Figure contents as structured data
------------------------------------------------
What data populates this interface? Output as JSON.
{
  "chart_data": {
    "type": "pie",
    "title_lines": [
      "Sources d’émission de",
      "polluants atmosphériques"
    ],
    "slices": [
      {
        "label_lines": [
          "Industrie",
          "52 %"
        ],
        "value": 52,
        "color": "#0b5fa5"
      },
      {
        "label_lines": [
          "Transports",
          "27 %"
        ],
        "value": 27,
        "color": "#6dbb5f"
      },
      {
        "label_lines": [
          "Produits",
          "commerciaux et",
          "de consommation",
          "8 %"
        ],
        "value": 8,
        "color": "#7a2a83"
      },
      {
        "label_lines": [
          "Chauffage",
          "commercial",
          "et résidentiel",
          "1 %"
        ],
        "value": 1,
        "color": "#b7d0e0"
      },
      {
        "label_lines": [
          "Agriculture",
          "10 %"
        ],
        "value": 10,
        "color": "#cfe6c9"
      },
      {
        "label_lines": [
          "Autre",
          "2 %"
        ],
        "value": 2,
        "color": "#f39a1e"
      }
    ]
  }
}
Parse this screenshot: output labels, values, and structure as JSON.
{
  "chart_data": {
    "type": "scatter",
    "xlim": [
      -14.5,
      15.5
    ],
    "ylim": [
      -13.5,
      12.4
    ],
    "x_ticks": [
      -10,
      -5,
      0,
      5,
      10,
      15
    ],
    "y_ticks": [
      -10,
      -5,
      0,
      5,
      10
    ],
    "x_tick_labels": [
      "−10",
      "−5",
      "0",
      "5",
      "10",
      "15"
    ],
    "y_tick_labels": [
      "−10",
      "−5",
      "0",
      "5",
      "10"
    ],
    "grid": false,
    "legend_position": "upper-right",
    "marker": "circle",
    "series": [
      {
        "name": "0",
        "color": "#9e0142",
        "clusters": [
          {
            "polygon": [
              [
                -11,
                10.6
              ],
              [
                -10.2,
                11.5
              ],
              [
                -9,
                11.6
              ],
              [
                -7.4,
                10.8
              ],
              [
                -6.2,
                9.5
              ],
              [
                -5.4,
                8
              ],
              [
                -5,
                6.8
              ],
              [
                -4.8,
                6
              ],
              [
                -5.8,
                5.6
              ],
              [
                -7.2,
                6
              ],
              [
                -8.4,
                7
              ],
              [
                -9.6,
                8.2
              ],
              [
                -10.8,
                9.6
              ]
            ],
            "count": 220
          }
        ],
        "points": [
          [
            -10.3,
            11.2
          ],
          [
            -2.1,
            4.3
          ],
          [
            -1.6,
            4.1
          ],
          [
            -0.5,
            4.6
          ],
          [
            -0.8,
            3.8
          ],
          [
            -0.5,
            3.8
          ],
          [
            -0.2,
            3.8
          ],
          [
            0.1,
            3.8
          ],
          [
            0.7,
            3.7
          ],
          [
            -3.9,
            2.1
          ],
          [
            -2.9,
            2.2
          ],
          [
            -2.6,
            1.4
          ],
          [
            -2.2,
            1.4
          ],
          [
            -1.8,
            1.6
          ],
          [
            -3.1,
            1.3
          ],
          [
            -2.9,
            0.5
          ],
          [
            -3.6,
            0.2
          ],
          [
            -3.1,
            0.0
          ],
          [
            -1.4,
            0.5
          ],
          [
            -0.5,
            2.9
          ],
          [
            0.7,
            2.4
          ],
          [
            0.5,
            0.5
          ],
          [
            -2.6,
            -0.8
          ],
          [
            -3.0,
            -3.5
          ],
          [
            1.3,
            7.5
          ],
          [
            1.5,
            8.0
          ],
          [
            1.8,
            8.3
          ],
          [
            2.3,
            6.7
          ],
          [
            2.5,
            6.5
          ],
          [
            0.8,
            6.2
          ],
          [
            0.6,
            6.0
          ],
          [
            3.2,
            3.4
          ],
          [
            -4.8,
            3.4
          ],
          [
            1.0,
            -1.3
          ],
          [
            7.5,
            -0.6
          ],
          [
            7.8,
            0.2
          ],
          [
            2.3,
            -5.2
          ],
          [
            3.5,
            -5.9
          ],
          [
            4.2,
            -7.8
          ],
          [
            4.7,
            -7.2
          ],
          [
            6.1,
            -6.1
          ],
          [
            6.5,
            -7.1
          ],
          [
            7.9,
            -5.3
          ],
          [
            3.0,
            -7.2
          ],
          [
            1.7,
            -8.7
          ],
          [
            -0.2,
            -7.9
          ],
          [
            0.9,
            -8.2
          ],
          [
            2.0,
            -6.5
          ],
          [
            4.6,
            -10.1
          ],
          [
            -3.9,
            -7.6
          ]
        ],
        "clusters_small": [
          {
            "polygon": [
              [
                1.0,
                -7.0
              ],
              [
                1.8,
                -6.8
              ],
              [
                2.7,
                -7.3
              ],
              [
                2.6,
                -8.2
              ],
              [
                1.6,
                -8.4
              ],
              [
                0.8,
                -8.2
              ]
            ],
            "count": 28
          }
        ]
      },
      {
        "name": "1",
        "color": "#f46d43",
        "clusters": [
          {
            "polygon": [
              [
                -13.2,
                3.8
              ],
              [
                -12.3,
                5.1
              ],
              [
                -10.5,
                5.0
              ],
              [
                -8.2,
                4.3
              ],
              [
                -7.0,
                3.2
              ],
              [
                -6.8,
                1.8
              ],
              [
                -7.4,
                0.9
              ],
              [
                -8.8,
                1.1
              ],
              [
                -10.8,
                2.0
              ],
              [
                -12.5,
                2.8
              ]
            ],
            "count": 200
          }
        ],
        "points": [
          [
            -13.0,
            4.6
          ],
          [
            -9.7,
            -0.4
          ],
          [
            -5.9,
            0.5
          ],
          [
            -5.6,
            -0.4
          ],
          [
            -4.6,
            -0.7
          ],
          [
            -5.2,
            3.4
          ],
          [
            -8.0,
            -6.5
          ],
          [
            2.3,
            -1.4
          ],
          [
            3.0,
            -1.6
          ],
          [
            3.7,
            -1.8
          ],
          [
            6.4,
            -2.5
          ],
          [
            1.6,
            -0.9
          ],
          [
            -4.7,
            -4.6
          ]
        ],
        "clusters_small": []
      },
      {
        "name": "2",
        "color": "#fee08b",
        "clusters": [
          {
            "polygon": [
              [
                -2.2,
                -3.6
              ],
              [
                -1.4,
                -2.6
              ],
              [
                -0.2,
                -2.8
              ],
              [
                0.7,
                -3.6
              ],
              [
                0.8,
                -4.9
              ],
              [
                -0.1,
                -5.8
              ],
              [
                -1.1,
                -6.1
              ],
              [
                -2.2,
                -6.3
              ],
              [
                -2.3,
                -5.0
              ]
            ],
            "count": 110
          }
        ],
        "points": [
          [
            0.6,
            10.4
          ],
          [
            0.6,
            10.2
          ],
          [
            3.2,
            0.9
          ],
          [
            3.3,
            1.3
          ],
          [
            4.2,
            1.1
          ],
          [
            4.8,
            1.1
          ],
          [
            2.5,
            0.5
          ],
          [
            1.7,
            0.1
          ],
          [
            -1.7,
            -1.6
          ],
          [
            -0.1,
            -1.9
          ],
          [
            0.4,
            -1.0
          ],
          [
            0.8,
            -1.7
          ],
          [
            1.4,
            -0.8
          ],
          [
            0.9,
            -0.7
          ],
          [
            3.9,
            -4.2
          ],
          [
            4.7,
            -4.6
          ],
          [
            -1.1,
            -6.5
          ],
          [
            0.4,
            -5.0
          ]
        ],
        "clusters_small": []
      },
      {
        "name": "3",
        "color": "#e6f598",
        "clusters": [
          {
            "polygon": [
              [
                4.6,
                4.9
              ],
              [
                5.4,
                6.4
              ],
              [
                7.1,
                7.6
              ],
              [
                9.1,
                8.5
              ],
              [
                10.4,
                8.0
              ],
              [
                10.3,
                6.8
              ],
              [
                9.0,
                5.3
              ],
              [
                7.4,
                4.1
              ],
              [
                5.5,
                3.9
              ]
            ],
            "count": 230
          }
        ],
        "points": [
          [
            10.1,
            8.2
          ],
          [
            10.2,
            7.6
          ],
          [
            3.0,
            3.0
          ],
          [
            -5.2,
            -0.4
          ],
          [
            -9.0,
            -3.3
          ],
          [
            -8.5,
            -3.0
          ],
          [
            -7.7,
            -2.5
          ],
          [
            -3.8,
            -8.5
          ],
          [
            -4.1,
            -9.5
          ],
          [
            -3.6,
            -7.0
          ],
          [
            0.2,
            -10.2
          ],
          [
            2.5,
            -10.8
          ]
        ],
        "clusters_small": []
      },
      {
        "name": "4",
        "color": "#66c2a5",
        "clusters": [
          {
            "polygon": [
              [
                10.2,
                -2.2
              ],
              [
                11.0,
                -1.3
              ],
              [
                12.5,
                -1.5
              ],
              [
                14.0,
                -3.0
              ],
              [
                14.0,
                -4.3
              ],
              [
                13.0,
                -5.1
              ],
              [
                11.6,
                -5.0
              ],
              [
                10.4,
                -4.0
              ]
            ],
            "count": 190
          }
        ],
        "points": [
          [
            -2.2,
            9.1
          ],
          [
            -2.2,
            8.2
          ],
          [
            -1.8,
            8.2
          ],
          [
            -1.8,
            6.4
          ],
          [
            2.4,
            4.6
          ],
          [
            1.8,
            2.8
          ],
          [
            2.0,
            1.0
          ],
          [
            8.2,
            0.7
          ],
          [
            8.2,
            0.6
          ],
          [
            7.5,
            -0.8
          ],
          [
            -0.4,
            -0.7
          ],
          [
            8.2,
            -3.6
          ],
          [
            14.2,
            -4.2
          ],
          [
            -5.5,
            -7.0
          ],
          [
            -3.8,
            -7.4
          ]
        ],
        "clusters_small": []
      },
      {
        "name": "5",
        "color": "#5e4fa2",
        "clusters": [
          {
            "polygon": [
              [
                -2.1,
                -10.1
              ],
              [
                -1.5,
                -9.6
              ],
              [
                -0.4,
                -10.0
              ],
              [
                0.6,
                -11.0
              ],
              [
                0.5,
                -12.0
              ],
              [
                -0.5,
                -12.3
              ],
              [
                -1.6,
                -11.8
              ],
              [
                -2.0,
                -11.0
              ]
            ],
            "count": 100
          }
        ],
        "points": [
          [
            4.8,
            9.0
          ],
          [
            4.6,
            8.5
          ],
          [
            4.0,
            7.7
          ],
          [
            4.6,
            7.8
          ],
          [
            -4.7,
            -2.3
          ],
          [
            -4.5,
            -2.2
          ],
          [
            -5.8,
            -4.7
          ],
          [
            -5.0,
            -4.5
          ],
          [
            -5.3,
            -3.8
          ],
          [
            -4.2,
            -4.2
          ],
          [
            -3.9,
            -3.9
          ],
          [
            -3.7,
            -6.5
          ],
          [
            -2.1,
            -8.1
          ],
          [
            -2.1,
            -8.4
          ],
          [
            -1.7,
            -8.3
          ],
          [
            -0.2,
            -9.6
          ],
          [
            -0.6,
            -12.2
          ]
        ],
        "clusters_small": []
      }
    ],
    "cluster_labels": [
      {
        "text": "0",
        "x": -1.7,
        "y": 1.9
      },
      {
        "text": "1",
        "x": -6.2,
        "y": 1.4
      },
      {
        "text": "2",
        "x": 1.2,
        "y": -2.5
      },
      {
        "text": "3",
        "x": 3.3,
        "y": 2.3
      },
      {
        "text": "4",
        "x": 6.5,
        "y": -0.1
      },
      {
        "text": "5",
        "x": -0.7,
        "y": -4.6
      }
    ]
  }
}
------------------------------------------------
Return every line above in which the string "name" occurs.

        "name": "0",
        "name": "1",
        "name": "2",
        "name": "3",
        "name": "4",
        "name": "5",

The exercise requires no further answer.